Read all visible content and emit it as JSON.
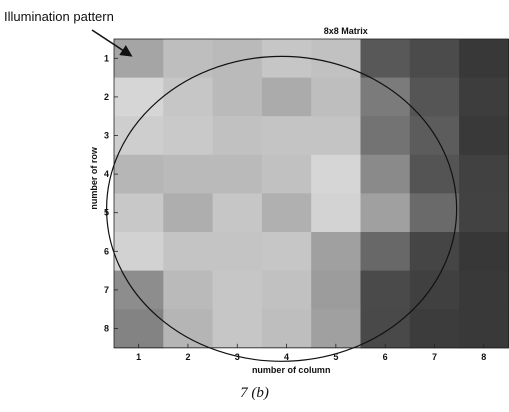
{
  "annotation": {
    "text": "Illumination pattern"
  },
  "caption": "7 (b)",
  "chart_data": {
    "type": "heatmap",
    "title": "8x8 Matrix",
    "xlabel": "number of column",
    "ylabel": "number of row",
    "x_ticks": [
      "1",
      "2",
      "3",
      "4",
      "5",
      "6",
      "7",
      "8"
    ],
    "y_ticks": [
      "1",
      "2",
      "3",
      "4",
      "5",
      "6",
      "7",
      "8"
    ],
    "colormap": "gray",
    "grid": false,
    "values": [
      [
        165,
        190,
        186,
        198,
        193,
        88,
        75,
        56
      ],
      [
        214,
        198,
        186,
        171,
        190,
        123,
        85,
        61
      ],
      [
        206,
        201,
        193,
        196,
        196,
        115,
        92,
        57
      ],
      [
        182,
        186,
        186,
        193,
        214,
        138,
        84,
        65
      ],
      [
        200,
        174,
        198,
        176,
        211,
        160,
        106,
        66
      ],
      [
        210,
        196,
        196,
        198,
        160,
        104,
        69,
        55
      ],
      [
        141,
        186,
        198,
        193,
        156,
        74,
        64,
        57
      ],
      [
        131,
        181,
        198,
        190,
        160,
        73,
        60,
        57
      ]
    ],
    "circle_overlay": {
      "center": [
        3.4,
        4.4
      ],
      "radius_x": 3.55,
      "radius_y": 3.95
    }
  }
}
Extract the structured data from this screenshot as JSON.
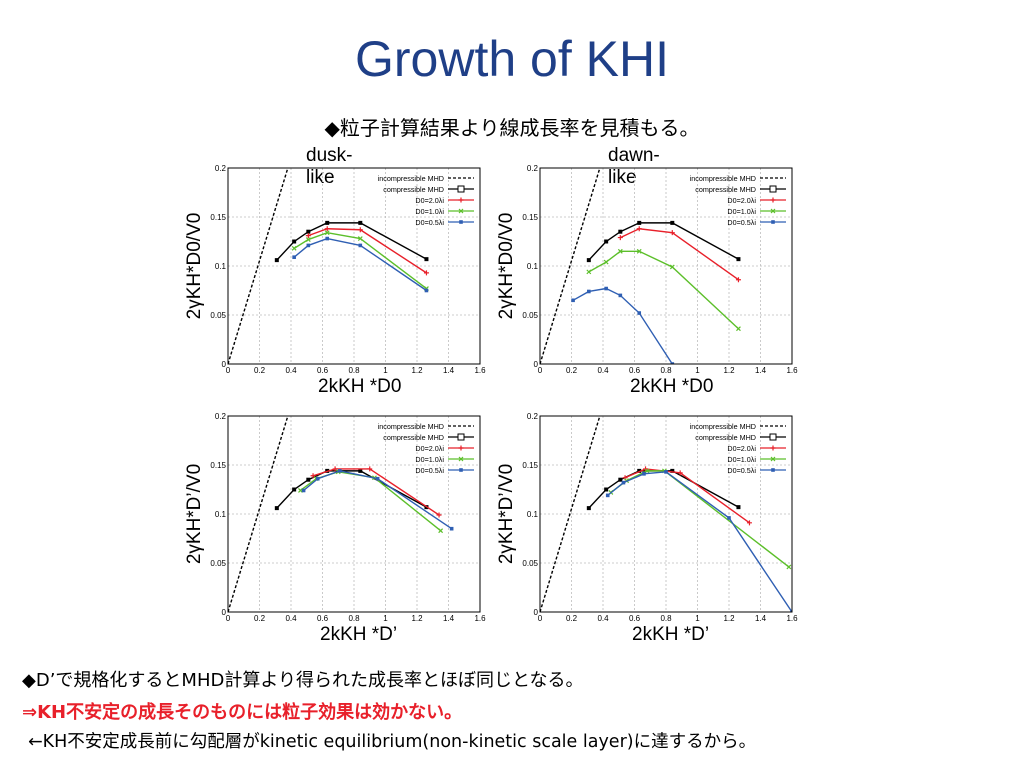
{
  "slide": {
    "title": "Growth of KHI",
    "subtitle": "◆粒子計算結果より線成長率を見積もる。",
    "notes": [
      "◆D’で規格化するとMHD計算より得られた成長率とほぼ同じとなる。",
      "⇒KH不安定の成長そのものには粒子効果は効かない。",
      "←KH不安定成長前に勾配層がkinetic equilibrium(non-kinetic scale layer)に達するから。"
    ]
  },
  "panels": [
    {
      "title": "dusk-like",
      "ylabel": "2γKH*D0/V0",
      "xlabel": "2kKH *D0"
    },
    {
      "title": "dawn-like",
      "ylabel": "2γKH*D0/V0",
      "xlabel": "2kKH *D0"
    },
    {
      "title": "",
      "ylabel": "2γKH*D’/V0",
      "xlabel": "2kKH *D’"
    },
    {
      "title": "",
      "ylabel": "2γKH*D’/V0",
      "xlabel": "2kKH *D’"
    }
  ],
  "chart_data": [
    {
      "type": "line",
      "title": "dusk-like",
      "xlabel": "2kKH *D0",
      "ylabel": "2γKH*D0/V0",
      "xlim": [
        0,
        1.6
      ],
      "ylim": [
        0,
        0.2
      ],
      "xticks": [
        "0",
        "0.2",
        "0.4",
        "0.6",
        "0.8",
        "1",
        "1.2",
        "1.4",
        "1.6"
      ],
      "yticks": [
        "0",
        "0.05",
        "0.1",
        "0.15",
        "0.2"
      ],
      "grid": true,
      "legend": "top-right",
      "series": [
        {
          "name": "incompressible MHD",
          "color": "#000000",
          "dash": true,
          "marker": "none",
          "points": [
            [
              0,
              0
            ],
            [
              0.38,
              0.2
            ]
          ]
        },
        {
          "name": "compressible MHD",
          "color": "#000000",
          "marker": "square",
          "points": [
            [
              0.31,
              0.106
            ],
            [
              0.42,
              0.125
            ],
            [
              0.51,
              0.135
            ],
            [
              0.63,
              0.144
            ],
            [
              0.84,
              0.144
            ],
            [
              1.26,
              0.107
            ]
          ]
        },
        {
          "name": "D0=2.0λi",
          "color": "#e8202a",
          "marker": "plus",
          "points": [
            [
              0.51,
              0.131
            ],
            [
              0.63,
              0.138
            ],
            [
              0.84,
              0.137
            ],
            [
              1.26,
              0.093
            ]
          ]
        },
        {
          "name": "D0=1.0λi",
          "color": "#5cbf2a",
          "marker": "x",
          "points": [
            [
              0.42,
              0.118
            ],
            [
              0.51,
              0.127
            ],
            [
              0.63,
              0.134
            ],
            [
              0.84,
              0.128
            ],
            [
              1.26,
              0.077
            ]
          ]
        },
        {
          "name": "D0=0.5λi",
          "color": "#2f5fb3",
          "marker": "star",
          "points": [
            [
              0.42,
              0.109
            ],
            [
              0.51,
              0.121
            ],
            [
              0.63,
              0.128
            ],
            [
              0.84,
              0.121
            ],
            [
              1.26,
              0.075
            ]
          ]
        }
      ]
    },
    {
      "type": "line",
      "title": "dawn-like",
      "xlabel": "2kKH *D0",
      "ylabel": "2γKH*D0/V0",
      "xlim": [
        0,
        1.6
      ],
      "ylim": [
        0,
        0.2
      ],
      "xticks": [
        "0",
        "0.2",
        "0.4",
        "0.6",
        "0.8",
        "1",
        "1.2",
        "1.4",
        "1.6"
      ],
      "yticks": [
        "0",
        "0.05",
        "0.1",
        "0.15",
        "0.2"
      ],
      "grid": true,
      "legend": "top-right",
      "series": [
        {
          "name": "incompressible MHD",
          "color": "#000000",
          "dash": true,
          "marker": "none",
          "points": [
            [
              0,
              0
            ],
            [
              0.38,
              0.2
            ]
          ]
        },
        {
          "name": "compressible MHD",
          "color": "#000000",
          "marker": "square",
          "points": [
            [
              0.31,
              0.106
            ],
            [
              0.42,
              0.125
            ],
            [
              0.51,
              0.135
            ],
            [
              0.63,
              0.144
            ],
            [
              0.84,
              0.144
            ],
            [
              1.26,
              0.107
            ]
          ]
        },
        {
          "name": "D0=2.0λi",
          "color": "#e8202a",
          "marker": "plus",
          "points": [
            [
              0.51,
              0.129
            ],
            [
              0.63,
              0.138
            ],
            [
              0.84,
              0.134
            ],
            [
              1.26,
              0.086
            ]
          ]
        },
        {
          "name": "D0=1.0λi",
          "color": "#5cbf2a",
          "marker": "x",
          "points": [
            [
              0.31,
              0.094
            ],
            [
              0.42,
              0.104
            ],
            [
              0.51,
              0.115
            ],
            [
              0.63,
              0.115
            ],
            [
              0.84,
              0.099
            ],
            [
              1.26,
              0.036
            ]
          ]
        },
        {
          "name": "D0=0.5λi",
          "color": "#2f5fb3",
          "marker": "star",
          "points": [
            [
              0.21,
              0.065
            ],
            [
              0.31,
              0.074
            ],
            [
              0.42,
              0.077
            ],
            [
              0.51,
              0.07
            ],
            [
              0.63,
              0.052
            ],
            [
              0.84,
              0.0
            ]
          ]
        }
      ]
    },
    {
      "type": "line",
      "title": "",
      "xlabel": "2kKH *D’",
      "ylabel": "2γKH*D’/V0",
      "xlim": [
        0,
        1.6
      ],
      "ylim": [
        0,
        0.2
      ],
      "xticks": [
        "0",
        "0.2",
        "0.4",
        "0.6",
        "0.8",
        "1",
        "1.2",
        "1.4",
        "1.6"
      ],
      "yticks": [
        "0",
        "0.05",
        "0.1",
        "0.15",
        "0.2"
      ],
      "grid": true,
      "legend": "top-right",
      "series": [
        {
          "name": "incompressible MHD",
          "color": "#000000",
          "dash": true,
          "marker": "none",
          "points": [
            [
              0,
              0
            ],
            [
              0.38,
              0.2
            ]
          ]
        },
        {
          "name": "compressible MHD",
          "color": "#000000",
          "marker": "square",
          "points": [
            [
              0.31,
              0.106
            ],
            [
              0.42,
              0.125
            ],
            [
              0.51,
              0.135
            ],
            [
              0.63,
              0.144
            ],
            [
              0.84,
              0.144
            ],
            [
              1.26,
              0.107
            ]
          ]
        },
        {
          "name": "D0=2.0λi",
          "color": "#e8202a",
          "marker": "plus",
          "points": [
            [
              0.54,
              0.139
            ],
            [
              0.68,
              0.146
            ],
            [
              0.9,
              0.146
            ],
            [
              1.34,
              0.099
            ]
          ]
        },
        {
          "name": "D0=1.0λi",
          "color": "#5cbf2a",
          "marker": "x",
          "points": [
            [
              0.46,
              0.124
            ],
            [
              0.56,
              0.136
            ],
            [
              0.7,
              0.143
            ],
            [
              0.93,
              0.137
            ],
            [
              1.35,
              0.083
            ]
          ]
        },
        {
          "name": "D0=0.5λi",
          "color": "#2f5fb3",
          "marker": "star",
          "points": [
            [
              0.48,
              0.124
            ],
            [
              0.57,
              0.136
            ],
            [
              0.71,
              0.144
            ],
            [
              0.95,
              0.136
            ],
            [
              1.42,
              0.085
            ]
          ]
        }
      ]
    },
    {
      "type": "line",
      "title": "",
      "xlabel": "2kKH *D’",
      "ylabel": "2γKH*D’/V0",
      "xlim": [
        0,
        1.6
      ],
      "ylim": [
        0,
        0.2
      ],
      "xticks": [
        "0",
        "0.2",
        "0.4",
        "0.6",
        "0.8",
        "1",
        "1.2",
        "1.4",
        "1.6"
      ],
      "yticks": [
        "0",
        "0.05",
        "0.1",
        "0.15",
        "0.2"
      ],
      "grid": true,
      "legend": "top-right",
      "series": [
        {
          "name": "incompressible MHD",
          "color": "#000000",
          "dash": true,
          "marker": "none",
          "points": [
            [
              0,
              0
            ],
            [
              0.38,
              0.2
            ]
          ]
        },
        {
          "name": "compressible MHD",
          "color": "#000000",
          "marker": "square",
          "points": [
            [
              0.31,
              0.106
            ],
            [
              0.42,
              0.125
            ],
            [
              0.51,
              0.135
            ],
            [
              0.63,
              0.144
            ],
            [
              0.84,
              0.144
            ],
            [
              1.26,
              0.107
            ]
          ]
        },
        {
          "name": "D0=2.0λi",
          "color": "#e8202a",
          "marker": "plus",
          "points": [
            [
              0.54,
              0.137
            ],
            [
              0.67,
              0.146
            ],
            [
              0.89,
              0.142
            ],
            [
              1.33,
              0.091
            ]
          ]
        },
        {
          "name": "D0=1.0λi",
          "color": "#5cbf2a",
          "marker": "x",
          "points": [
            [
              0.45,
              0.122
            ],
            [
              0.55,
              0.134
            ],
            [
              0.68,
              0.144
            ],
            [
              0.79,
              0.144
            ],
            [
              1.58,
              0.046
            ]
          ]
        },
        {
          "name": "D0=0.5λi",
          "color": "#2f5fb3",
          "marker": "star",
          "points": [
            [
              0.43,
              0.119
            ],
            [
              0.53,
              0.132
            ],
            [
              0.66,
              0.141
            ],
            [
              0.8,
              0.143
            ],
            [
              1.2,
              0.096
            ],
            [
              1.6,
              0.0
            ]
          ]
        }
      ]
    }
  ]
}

To do: Locate all lines holding the word "number", then copy them out.

Output for this task:
    "xlabel": "number of column",
    "ylabel": "number of row",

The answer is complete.